EXERCISE DETAILS: Return each line of the material verbatim.

[Stored entries]
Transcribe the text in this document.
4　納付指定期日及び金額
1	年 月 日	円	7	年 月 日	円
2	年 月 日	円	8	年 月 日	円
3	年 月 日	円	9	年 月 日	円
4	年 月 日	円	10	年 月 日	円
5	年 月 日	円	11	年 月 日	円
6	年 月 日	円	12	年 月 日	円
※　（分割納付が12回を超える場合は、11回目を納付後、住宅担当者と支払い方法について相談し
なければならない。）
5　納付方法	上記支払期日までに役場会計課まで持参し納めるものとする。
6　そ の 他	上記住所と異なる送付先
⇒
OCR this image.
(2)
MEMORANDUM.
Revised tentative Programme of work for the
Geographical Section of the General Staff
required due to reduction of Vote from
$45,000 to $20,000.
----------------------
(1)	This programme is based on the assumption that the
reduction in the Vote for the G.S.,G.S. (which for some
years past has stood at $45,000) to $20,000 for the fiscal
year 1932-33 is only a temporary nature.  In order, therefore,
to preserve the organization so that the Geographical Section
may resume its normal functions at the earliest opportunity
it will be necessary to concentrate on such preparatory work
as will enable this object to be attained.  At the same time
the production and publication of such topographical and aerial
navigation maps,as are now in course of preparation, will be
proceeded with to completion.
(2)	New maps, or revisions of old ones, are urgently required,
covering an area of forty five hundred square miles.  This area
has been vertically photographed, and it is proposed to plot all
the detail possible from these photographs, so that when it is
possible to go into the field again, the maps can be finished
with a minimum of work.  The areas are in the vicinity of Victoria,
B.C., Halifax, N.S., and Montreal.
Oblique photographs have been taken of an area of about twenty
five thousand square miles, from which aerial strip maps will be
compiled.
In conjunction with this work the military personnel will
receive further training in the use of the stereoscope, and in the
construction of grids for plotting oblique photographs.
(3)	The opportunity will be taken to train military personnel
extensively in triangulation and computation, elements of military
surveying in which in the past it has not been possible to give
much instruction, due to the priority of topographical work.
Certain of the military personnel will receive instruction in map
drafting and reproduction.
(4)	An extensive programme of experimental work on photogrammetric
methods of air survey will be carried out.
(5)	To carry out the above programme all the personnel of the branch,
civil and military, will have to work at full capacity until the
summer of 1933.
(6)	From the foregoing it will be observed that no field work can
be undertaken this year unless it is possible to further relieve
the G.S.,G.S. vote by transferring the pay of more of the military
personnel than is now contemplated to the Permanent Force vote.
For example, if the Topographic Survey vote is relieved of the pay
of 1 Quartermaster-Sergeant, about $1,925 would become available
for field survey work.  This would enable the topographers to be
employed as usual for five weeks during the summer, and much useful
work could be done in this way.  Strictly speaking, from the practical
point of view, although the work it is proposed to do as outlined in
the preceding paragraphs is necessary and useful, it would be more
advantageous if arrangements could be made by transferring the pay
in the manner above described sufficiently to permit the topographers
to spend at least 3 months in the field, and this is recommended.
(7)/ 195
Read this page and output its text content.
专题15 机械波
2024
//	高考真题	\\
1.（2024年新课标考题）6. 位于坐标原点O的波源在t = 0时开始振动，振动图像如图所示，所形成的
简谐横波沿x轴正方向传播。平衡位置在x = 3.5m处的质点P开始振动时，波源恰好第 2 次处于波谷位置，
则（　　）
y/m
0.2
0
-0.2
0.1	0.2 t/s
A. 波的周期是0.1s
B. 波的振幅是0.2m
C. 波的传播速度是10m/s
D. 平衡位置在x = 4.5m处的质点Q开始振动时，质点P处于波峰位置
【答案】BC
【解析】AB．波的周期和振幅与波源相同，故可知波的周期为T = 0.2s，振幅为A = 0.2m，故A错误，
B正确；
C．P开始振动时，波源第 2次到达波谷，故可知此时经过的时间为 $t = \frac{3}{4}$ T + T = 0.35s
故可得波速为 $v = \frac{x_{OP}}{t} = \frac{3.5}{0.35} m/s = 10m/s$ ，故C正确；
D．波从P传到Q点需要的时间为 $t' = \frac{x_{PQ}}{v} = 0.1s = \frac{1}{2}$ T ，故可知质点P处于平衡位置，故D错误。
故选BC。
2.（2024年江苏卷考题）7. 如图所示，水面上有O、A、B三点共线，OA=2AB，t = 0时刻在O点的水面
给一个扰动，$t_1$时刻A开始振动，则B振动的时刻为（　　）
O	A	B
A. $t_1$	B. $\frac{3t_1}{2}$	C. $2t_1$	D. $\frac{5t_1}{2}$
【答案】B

ANSWER TO THIS EXERCISE:
Transcribe the text in this document.
4　納付指定期日及び金額
1	年 月 日	円	7	年 月 日	円
2	年 月 日	円	8	年 月 日	円
3	年 月 日	円	9	年 月 日	円
4	年 月 日	円	10	年 月 日	円
5	年 月 日	円	11	年 月 日	円
6	年 月 日	円	12	年 月 日	円
※　（分割納付が12回を超える場合は、11回目を納付後、住宅担当者と支払い方法について相談し
なければならない。）
5　納付方法	上記支払期日までに役場会計課まで持参し納めるものとする。
6　そ の 他	上記住所と異なる送付先
⇒
OCR this image.
(2)
MEMORANDUM.
Revised tentative Programme of work for the
Geographical Section of the General Staff
required due to reduction of Vote from
$45,000 to $20,000.
----------------------
(1)	This programme is based on the assumption that the
reduction in the Vote for the G.S.,G.S. (which for some
years past has stood at $45,000) to $20,000 for the fiscal
year 1932-33 is only a temporary nature.  In order, therefore,
to preserve the organization so that the Geographical Section
may resume its normal functions at the earliest opportunity
it will be necessary to concentrate on such preparatory work
as will enable this object to be attained.  At the same time
the production and publication of such topographical and aerial
navigation maps,as are now in course of preparation, will be
proceeded with to completion.
(2)	New maps, or revisions of old ones, are urgently required,
covering an area of forty five hundred square miles.  This area
has been vertically photographed, and it is proposed to plot all
the detail possible from these photographs, so that when it is
possible to go into the field again, the maps can be finished
with a minimum of work.  The areas are in the vicinity of Victoria,
B.C., Halifax, N.S., and Montreal.
Oblique photographs have been taken of an area of about twenty
five thousand square miles, from which aerial strip maps will be
compiled.
In conjunction with this work the military personnel will
receive further training in the use of the stereoscope, and in the
construction of grids for plotting oblique photographs.
(3)	The opportunity will be taken to train military personnel
extensively in triangulation and computation, elements of military
surveying in which in the past it has not been possible to give
much instruction, due to the priority of topographical work.
Certain of the military personnel will receive instruction in map
drafting and reproduction.
(4)	An extensive programme of experimental work on photogrammetric
methods of air survey will be carried out.
(5)	To carry out the above programme all the personnel of the branch,
civil and military, will have to work at full capacity until the
summer of 1933.
(6)	From the foregoing it will be observed that no field work can
be undertaken this year unless it is possible to further relieve
the G.S.,G.S. vote by transferring the pay of more of the military
personnel than is now contemplated to the Permanent Force vote.
For example, if the Topographic Survey vote is relieved of the pay
of 1 Quartermaster-Sergeant, about $1,925 would become available
for field survey work.  This would enable the topographers to be
employed as usual for five weeks during the summer, and much useful
work could be done in this way.  Strictly speaking, from the practical
point of view, although the work it is proposed to do as outlined in
the preceding paragraphs is necessary and useful, it would be more
advantageous if arrangements could be made by transferring the pay
in the manner above described sufficiently to permit the topographers
to spend at least 3 months in the field, and this is recommended.
(7)/ 195
Read this page and output its text content.
专题15 机械波
2024
//	高考真题	\\
1.（2024年新课标考题）6. 位于坐标原点O的波源在t = 0时开始振动，振动图像如图所示，所形成的
简谐横波沿x轴正方向传播。平衡位置在x = 3.5m处的质点P开始振动时，波源恰好第 2 次处于波谷位置，
则（　　）
y/m
0.2
0
-0.2
0.1	0.2 t/s
A. 波的周期是0.1s
B. 波的振幅是0.2m
C. 波的传播速度是10m/s
D. 平衡位置在x = 4.5m处的质点Q开始振动时，质点P处于波峰位置
【答案】BC
【解析】AB．波的周期和振幅与波源相同，故可知波的周期为T = 0.2s，振幅为A = 0.2m，故A错误，
B正确；
C．P开始振动时，波源第 2次到达波谷，故可知此时经过的时间为 $t = \frac{3}{4}$ T + T = 0.35s
故可得波速为 $v = \frac{x_{OP}}{t} = \frac{3.5}{0.35} m/s = 10m/s$ ，故C正确；
D．波从P传到Q点需要的时间为 $t' = \frac{x_{PQ}}{v} = 0.1s = \frac{1}{2}$ T ，故可知质点P处于平衡位置，故D错误。
故选BC。
2.（2024年江苏卷考题）7. 如图所示，水面上有O、A、B三点共线，OA=2AB，t = 0时刻在O点的水面
给一个扰动，$t_1$时刻A开始振动，则B振动的时刻为（　　）
O	A	B
A. $t_1$	B. $\frac{3t_1}{2}$	C. $2t_1$	D. $\frac{5t_1}{2}$
【答案】B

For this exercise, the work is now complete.